> _Written exercise_: Give every line of the material again, exactly as written.

Extracts from a graphics dataset:
— START —
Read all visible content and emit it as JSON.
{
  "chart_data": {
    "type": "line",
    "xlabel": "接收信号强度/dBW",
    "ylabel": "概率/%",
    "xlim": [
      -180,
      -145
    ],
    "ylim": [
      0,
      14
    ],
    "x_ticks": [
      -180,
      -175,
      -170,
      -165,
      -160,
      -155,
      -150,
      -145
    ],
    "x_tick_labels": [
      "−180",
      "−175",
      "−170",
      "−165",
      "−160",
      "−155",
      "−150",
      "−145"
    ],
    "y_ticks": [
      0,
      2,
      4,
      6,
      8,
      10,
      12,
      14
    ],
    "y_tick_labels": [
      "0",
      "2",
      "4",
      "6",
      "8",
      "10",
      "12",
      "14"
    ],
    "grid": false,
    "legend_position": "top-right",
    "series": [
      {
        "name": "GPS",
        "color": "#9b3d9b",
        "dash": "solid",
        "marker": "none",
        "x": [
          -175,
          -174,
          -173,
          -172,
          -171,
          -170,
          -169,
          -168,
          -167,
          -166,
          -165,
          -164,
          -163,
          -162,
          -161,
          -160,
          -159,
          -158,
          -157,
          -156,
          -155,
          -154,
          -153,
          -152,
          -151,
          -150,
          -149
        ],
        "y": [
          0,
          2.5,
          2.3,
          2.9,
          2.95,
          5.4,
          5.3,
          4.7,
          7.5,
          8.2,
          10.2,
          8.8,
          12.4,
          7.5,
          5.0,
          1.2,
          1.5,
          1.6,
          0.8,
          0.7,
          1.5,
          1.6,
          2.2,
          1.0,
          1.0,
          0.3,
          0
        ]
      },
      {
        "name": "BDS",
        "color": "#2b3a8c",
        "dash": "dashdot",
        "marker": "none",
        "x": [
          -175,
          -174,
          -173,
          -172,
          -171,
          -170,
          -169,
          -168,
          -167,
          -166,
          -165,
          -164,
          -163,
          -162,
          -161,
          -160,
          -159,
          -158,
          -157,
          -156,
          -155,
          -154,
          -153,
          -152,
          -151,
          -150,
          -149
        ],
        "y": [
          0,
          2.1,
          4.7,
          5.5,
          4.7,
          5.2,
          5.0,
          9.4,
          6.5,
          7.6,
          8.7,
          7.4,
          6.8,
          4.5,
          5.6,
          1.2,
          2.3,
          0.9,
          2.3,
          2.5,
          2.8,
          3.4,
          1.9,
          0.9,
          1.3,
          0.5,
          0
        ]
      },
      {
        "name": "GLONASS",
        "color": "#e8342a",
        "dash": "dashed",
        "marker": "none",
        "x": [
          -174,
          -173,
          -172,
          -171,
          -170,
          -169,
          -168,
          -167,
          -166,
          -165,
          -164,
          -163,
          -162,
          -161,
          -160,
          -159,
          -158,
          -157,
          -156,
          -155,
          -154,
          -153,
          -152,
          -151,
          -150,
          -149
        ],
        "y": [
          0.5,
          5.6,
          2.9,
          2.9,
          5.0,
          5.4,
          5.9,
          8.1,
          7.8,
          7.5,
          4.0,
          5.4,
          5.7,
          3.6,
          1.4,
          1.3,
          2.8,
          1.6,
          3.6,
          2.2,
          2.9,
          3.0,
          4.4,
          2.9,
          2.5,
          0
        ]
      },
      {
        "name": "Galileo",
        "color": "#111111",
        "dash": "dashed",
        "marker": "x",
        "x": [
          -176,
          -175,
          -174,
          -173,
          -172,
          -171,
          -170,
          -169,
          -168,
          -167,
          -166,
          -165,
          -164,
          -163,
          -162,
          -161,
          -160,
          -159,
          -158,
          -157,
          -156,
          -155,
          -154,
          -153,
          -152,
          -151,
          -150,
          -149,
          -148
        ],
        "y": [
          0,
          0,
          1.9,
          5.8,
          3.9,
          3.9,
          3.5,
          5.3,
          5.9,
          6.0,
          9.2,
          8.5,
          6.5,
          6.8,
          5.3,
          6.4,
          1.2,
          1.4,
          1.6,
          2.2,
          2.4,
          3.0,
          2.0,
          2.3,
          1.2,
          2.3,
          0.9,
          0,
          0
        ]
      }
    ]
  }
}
— END —
> _Exercise answer_:
Read all visible content and emit it as JSON.
{
  "chart_data": {
    "type": "line",
    "xlabel": "接收信号强度/dBW",
    "ylabel": "概率/%",
    "xlim": [
      -180,
      -145
    ],
    "ylim": [
      0,
      14
    ],
    "x_ticks": [
      -180,
      -175,
      -170,
      -165,
      -160,
      -155,
      -150,
      -145
    ],
    "x_tick_labels": [
      "−180",
      "−175",
      "−170",
      "−165",
      "−160",
      "−155",
      "−150",
      "−145"
    ],
    "y_ticks": [
      0,
      2,
      4,
      6,
      8,
      10,
      12,
      14
    ],
    "y_tick_labels": [
      "0",
      "2",
      "4",
      "6",
      "8",
      "10",
      "12",
      "14"
    ],
    "grid": false,
    "legend_position": "top-right",
    "series": [
      {
        "name": "GPS",
        "color": "#9b3d9b",
        "dash": "solid",
        "marker": "none",
        "x": [
          -175,
          -174,
          -173,
          -172,
          -171,
          -170,
          -169,
          -168,
          -167,
          -166,
          -165,
          -164,
          -163,
          -162,
          -161,
          -160,
          -159,
          -158,
          -157,
          -156,
          -155,
          -154,
          -153,
          -152,
          -151,
          -150,
          -149
        ],
        "y": [
          0,
          2.5,
          2.3,
          2.9,
          2.95,
          5.4,
          5.3,
          4.7,
          7.5,
          8.2,
          10.2,
          8.8,
          12.4,
          7.5,
          5.0,
          1.2,
          1.5,
          1.6,
          0.8,
          0.7,
          1.5,
          1.6,
          2.2,
          1.0,
          1.0,
          0.3,
          0
        ]
      },
      {
        "name": "BDS",
        "color": "#2b3a8c",
        "dash": "dashdot",
        "marker": "none",
        "x": [
          -175,
          -174,
          -173,
          -172,
          -171,
          -170,
          -169,
          -168,
          -167,
          -166,
          -165,
          -164,
          -163,
          -162,
          -161,
          -160,
          -159,
          -158,
          -157,
          -156,
          -155,
          -154,
          -153,
          -152,
          -151,
          -150,
          -149
        ],
        "y": [
          0,
          2.1,
          4.7,
          5.5,
          4.7,
          5.2,
          5.0,
          9.4,
          6.5,
          7.6,
          8.7,
          7.4,
          6.8,
          4.5,
          5.6,
          1.2,
          2.3,
          0.9,
          2.3,
          2.5,
          2.8,
          3.4,
          1.9,
          0.9,
          1.3,
          0.5,
          0
        ]
      },
      {
        "name": "GLONASS",
        "color": "#e8342a",
        "dash": "dashed",
        "marker": "none",
        "x": [
          -174,
          -173,
          -172,
          -171,
          -170,
          -169,
          -168,
          -167,
          -166,
          -165,
          -164,
          -163,
          -162,
          -161,
          -160,
          -159,
          -158,
          -157,
          -156,
          -155,
          -154,
          -153,
          -152,
          -151,
          -150,
          -149
        ],
        "y": [
          0.5,
          5.6,
          2.9,
          2.9,
          5.0,
          5.4,
          5.9,
          8.1,
          7.8,
          7.5,
          4.0,
          5.4,
          5.7,
          3.6,
          1.4,
          1.3,
          2.8,
          1.6,
          3.6,
          2.2,
          2.9,
          3.0,
          4.4,
          2.9,
          2.5,
          0
        ]
      },
      {
        "name": "Galileo",
        "color": "#111111",
        "dash": "dashed",
        "marker": "x",
        "x": [
          -176,
          -175,
          -174,
          -173,
          -172,
          -171,
          -170,
          -169,
          -168,
          -167,
          -166,
          -165,
          -164,
          -163,
          -162,
          -161,
          -160,
          -159,
          -158,
          -157,
          -156,
          -155,
          -154,
          -153,
          -152,
          -151,
          -150,
          -149,
          -148
        ],
        "y": [
          0,
          0,
          1.9,
          5.8,
          3.9,
          3.9,
          3.5,
          5.3,
          5.9,
          6.0,
          9.2,
          8.5,
          6.5,
          6.8,
          5.3,
          6.4,
          1.2,
          1.4,
          1.6,
          2.2,
          2.4,
          3.0,
          2.0,
          2.3,
          1.2,
          2.3,
          0.9,
          0,
          0
        ]
      }
    ]
  }
}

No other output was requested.